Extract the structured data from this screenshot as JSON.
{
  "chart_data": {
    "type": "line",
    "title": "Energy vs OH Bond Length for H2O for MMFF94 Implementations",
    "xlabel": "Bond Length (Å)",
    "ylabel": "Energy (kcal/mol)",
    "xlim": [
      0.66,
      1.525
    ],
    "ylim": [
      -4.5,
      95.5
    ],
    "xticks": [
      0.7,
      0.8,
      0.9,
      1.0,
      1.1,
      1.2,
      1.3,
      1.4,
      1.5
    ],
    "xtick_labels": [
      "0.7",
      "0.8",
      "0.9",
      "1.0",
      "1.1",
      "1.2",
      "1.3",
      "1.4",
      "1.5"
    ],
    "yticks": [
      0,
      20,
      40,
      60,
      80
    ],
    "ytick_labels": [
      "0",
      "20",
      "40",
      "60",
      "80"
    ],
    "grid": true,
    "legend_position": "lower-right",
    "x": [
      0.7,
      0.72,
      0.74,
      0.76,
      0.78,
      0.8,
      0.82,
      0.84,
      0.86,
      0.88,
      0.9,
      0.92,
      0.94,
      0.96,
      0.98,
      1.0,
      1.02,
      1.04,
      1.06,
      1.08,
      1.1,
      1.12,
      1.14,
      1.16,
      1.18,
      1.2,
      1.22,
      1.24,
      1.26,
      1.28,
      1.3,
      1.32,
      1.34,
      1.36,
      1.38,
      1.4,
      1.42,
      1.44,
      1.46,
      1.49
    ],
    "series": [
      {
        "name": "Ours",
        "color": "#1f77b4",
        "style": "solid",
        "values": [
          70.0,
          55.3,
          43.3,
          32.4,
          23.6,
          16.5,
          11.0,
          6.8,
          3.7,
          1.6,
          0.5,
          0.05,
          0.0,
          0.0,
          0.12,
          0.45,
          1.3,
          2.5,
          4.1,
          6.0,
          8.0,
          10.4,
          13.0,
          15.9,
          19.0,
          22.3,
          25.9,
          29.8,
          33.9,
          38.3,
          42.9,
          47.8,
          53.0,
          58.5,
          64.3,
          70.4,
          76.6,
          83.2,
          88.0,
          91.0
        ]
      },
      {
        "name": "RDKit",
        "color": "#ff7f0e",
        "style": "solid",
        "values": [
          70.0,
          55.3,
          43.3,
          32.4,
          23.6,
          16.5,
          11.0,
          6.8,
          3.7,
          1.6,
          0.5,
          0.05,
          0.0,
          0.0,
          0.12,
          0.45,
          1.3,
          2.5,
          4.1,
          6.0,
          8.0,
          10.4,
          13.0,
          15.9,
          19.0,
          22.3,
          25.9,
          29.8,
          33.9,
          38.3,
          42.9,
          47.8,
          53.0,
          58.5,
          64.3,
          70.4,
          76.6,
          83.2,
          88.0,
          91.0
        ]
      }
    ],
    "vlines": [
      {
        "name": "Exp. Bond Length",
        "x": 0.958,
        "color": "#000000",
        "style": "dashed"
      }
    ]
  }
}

What you should do: Choose all lines containing the string "Energy" and copy them out.

Task response:
    "title": "Energy vs OH Bond Length for H2O for MMFF94 Implementations",
    "ylabel": "Energy (kcal/mol)",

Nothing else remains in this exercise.